Problem to solve: Write out the material again exactly, please, and omit the pictures.

Extracted material:
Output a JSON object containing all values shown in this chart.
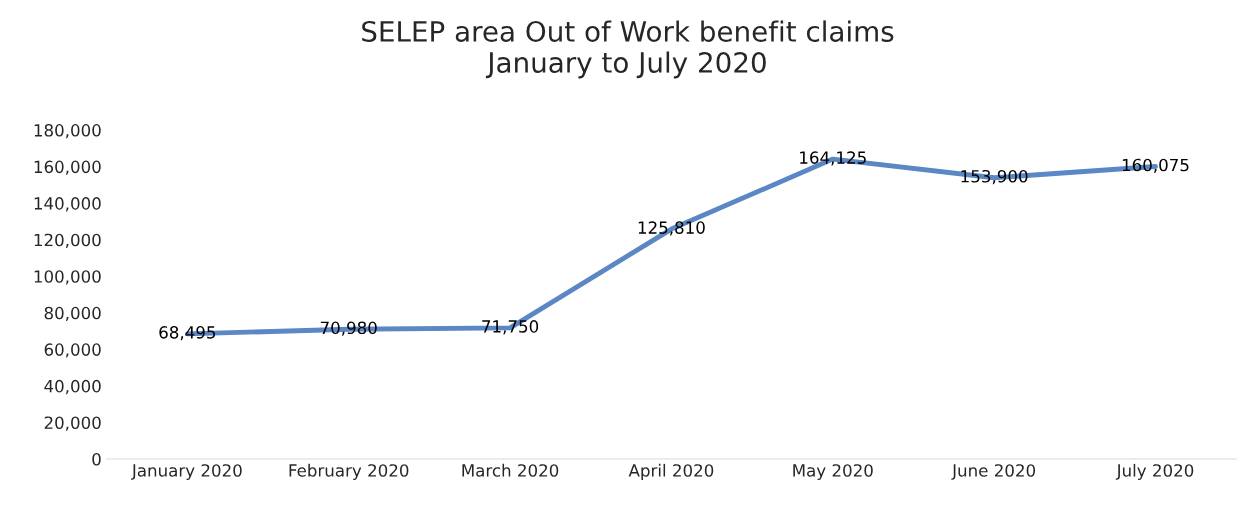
{
  "chart_data": {
    "type": "line",
    "title": "SELEP area Out of Work benefit claims\nJanuary to July 2020",
    "categories": [
      "January 2020",
      "February 2020",
      "March 2020",
      "April 2020",
      "May 2020",
      "June 2020",
      "July 2020"
    ],
    "series": [
      {
        "color": "#5b87c5",
        "values": [
          68495,
          70980,
          71750,
          125810,
          164125,
          153900,
          160075
        ],
        "value_labels": [
          "68,495",
          "70,980",
          "71,750",
          "125,810",
          "164,125",
          "153,900",
          "160,075"
        ]
      }
    ],
    "ylim": [
      0,
      180000
    ],
    "yticks": [
      {
        "value": 0,
        "label": "0"
      },
      {
        "value": 20000,
        "label": "20,000"
      },
      {
        "value": 40000,
        "label": "40,000"
      },
      {
        "value": 60000,
        "label": "60,000"
      },
      {
        "value": 80000,
        "label": "80,000"
      },
      {
        "value": 100000,
        "label": "100,000"
      },
      {
        "value": 120000,
        "label": "120,000"
      },
      {
        "value": 140000,
        "label": "140,000"
      },
      {
        "value": 160000,
        "label": "160,000"
      },
      {
        "value": 180000,
        "label": "180,000"
      }
    ],
    "grid": false,
    "legend": false,
    "marker": "none",
    "line_style": "solid"
  }
}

Result:
Output a JSON object containing all values shown in this chart.
{
  "chart_data": {
    "type": "line",
    "title": "SELEP area Out of Work benefit claims\nJanuary to July 2020",
    "categories": [
      "January 2020",
      "February 2020",
      "March 2020",
      "April 2020",
      "May 2020",
      "June 2020",
      "July 2020"
    ],
    "series": [
      {
        "color": "#5b87c5",
        "values": [
          68495,
          70980,
          71750,
          125810,
          164125,
          153900,
          160075
        ],
        "value_labels": [
          "68,495",
          "70,980",
          "71,750",
          "125,810",
          "164,125",
          "153,900",
          "160,075"
        ]
      }
    ],
    "ylim": [
      0,
      180000
    ],
    "yticks": [
      {
        "value": 0,
        "label": "0"
      },
      {
        "value": 20000,
        "label": "20,000"
      },
      {
        "value": 40000,
        "label": "40,000"
      },
      {
        "value": 60000,
        "label": "60,000"
      },
      {
        "value": 80000,
        "label": "80,000"
      },
      {
        "value": 100000,
        "label": "100,000"
      },
      {
        "value": 120000,
        "label": "120,000"
      },
      {
        "value": 140000,
        "label": "140,000"
      },
      {
        "value": 160000,
        "label": "160,000"
      },
      {
        "value": 180000,
        "label": "180,000"
      }
    ],
    "grid": false,
    "legend": false,
    "marker": "none",
    "line_style": "solid"
  }
}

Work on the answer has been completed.